[Data records]
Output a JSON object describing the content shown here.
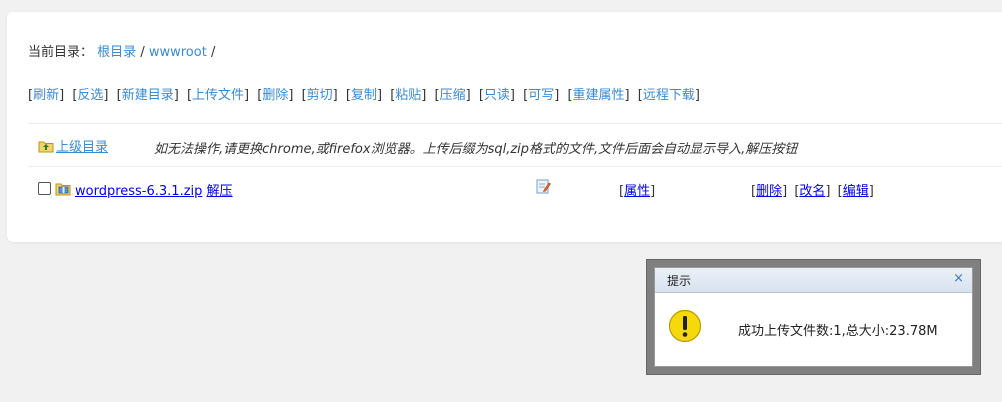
{
  "breadcrumb": {
    "label": "当前目录：",
    "root": "根目录",
    "separator": "/",
    "current": "wwwroot",
    "trailing": "/"
  },
  "toolbar": {
    "items": [
      "刷新",
      "反选",
      "新建目录",
      "上传文件",
      "删除",
      "剪切",
      "复制",
      "粘贴",
      "压缩",
      "只读",
      "可写",
      "重建属性",
      "远程下载"
    ]
  },
  "file_list": {
    "parent_link": "上级目录",
    "notice": "如无法操作,请更换chrome,或firefox浏览器。上传后缀为sql,zip格式的文件,文件后面会自动显示导入,解压按钮",
    "files": [
      {
        "name": "wordpress-6.3.1.zip",
        "action": "解压",
        "props_label": "属性",
        "ops": [
          "删除",
          "改名",
          "编辑"
        ]
      }
    ]
  },
  "dialog": {
    "title": "提示",
    "close": "×",
    "message": "成功上传文件数:1,总大小:23.78M"
  },
  "colors": {
    "link": "#3a8ad0",
    "warning": "#f5d90a"
  }
}
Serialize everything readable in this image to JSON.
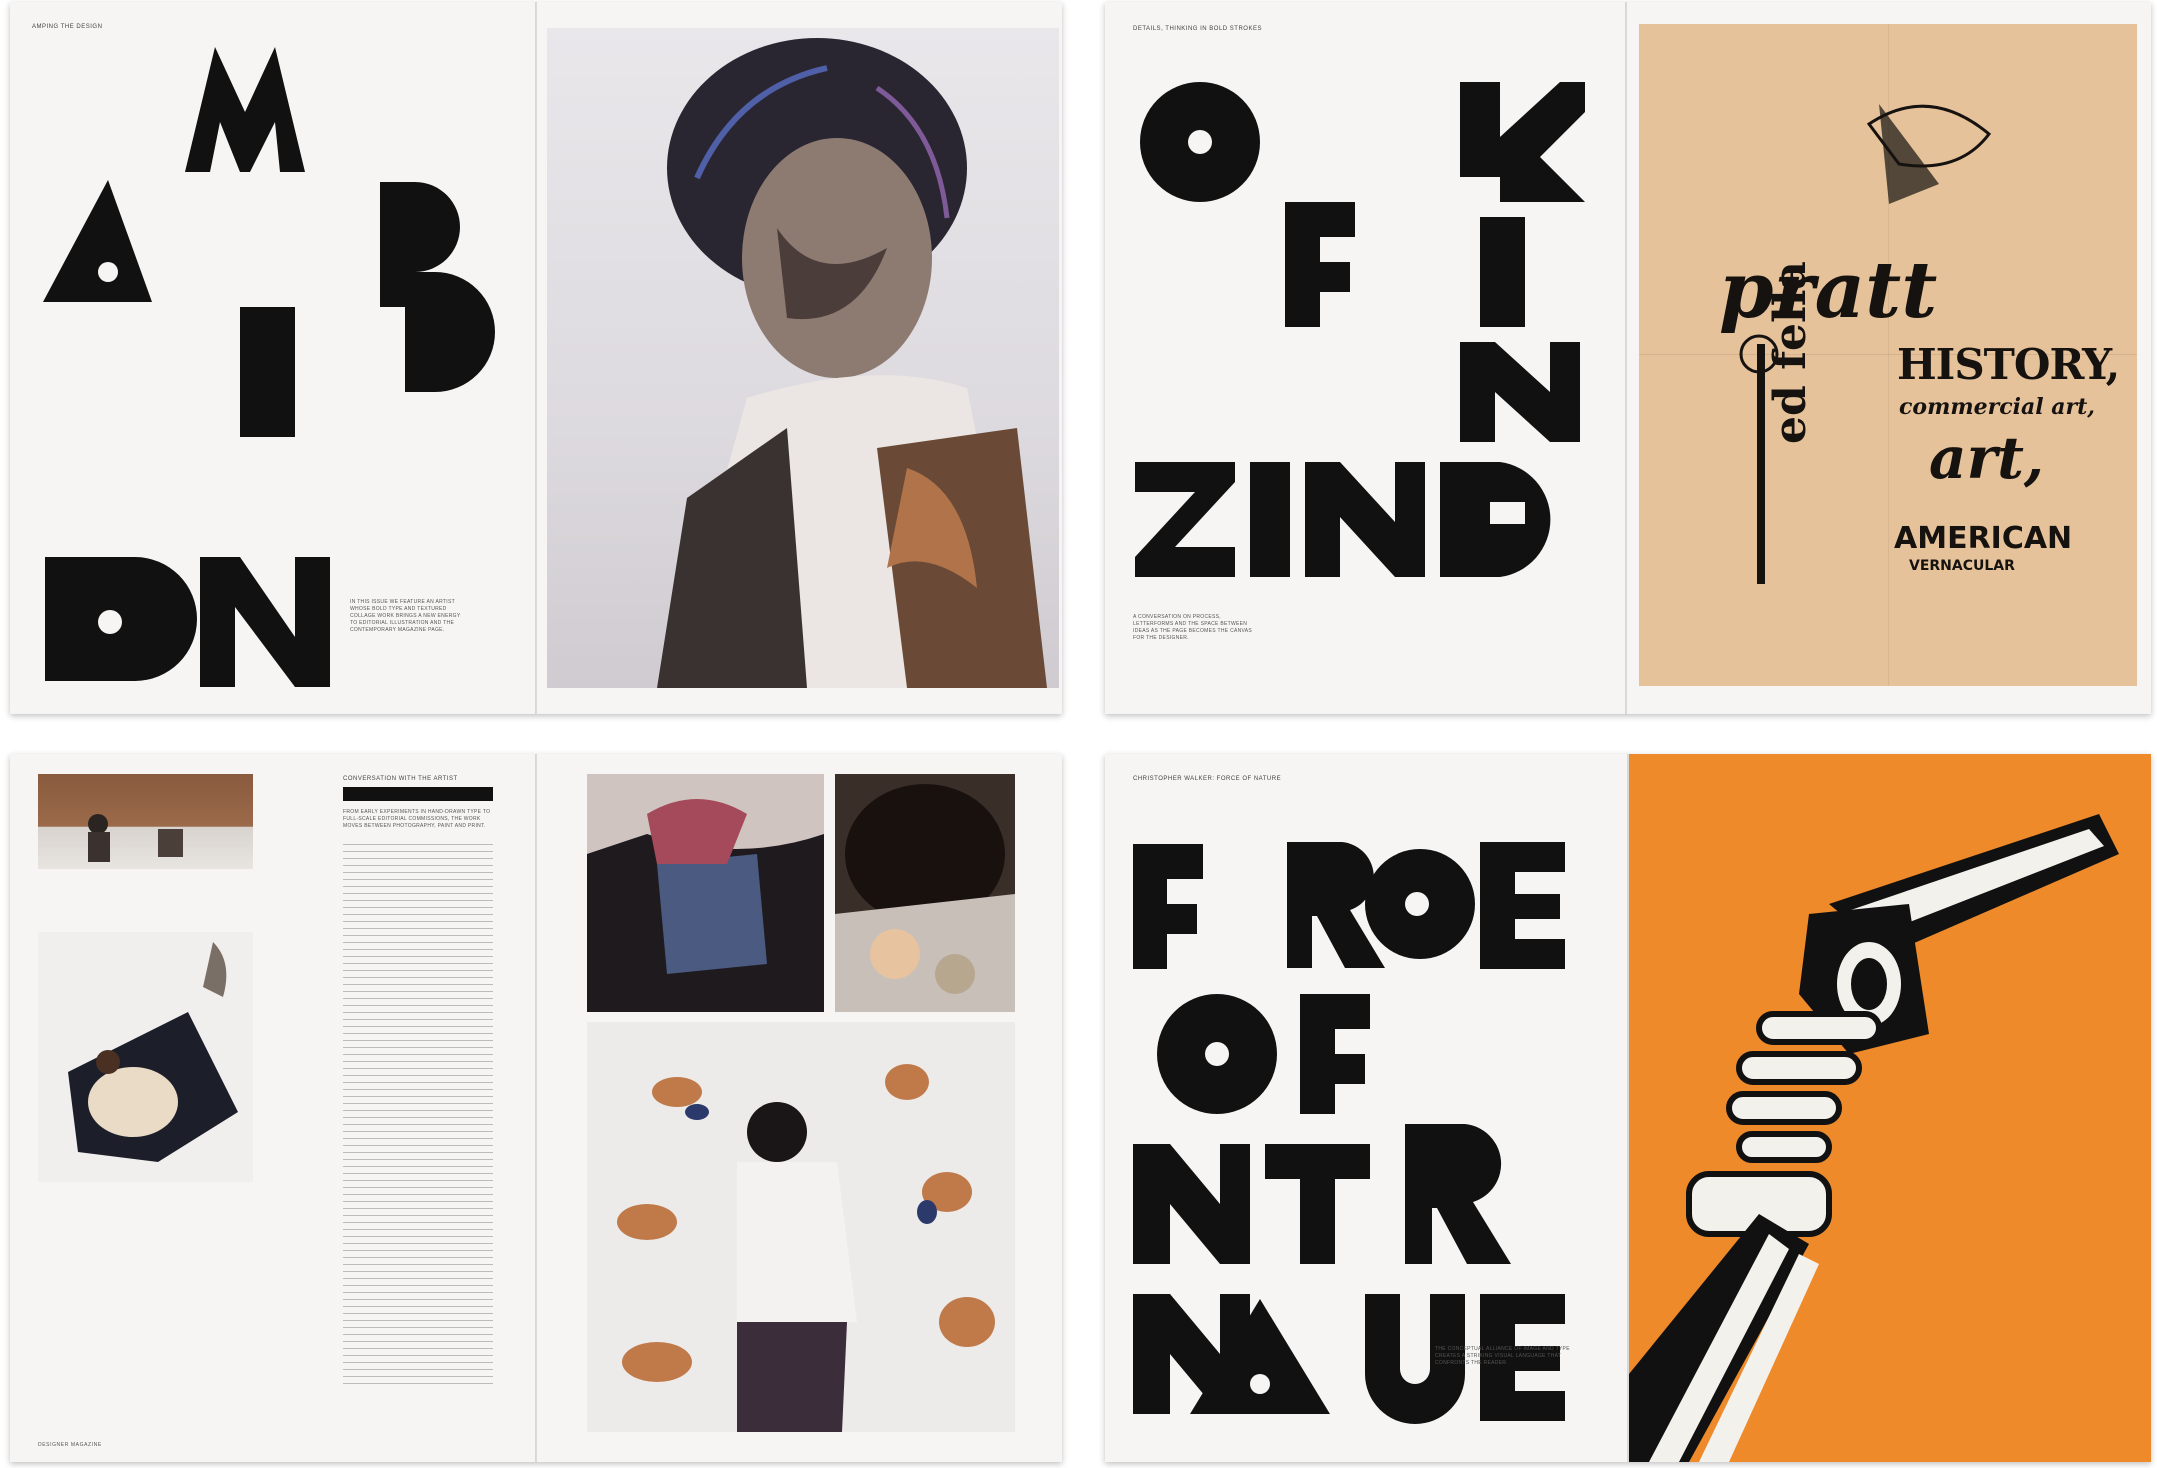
{
  "spreads": {
    "amp": {
      "kicker": "AMPING THE DESIGN",
      "letters": [
        "M",
        "A",
        "P",
        "I",
        "D",
        "O",
        "N"
      ],
      "body": "IN THIS ISSUE WE FEATURE AN ARTIST WHOSE BOLD TYPE AND TEXTURED COLLAGE WORK BRINGS A NEW ENERGY TO EDITORIAL ILLUSTRATION AND THE CONTEMPORARY MAGAZINE PAGE."
    },
    "thinking": {
      "kicker": "DETAILS, THINKING IN BOLD STROKES",
      "letters": [
        "O",
        "K",
        "F",
        "I",
        "N",
        "ZING"
      ],
      "body": "A CONVERSATION ON PROCESS, LETTERFORMS AND THE SPACE BETWEEN IDEAS AS THE PAGE BECOMES THE CANVAS FOR THE DESIGNER.",
      "poster": {
        "words": [
          "pratt",
          "HISTORY,",
          "commercial art,",
          "art,",
          "AMERICAN",
          "ed fella",
          "VERNACULAR"
        ],
        "bg": "#e5c29a"
      }
    },
    "interview": {
      "kicker": "CONVERSATION WITH THE ARTIST",
      "body": "FROM EARLY EXPERIMENTS IN HAND-DRAWN TYPE TO FULL-SCALE EDITORIAL COMMISSIONS, THE WORK MOVES BETWEEN PHOTOGRAPHY, PAINT AND PRINT.",
      "folio": "DESIGNER MAGAZINE"
    },
    "force": {
      "kicker": "CHRISTOPHER WALKER: FORCE OF NATURE",
      "letters": [
        "F",
        "ROE",
        "OF",
        "R",
        "N",
        "TR",
        "A",
        "UE"
      ],
      "body": "THE CONCEPTUAL ALLIANCE OF IMAGE AND TYPE CREATES A STRIKING VISUAL LANGUAGE THAT CONFRONTS THE READER.",
      "accent": "#ee8a2a"
    }
  }
}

[Task goal]
Reproduce every record above exactly, omitting the pictures.

[Exercise response]
Output a JSON object describing the content shown here.
{
  "breadcrumb": {
    "label": "当前目录：",
    "root": "根目录",
    "separator": "/",
    "current": "wwwroot",
    "trailing": "/"
  },
  "toolbar": {
    "items": [
      "刷新",
      "反选",
      "新建目录",
      "上传文件",
      "删除",
      "剪切",
      "复制",
      "粘贴",
      "压缩",
      "只读",
      "可写",
      "重建属性",
      "远程下载"
    ]
  },
  "file_list": {
    "parent_link": "上级目录",
    "notice": "如无法操作,请更换chrome,或firefox浏览器。上传后缀为sql,zip格式的文件,文件后面会自动显示导入,解压按钮",
    "files": [
      {
        "name": "wordpress-6.3.1.zip",
        "action": "解压",
        "props_label": "属性",
        "ops": [
          "删除",
          "改名",
          "编辑"
        ]
      }
    ]
  },
  "dialog": {
    "title": "提示",
    "close": "×",
    "message": "成功上传文件数:1,总大小:23.78M"
  },
  "colors": {
    "link": "#3a8ad0",
    "warning": "#f5d90a"
  }
}
Serialize everything readable in this image to JSON.
{
  "spreads": {
    "amp": {
      "kicker": "AMPING THE DESIGN",
      "letters": [
        "M",
        "A",
        "P",
        "I",
        "D",
        "O",
        "N"
      ],
      "body": "IN THIS ISSUE WE FEATURE AN ARTIST WHOSE BOLD TYPE AND TEXTURED COLLAGE WORK BRINGS A NEW ENERGY TO EDITORIAL ILLUSTRATION AND THE CONTEMPORARY MAGAZINE PAGE."
    },
    "thinking": {
      "kicker": "DETAILS, THINKING IN BOLD STROKES",
      "letters": [
        "O",
        "K",
        "F",
        "I",
        "N",
        "ZING"
      ],
      "body": "A CONVERSATION ON PROCESS, LETTERFORMS AND THE SPACE BETWEEN IDEAS AS THE PAGE BECOMES THE CANVAS FOR THE DESIGNER.",
      "poster": {
        "words": [
          "pratt",
          "HISTORY,",
          "commercial art,",
          "art,",
          "AMERICAN",
          "ed fella",
          "VERNACULAR"
        ],
        "bg": "#e5c29a"
      }
    },
    "interview": {
      "kicker": "CONVERSATION WITH THE ARTIST",
      "body": "FROM EARLY EXPERIMENTS IN HAND-DRAWN TYPE TO FULL-SCALE EDITORIAL COMMISSIONS, THE WORK MOVES BETWEEN PHOTOGRAPHY, PAINT AND PRINT.",
      "folio": "DESIGNER MAGAZINE"
    },
    "force": {
      "kicker": "CHRISTOPHER WALKER: FORCE OF NATURE",
      "letters": [
        "F",
        "ROE",
        "OF",
        "R",
        "N",
        "TR",
        "A",
        "UE"
      ],
      "body": "THE CONCEPTUAL ALLIANCE OF IMAGE AND TYPE CREATES A STRIKING VISUAL LANGUAGE THAT CONFRONTS THE READER.",
      "accent": "#ee8a2a"
    }
  }
}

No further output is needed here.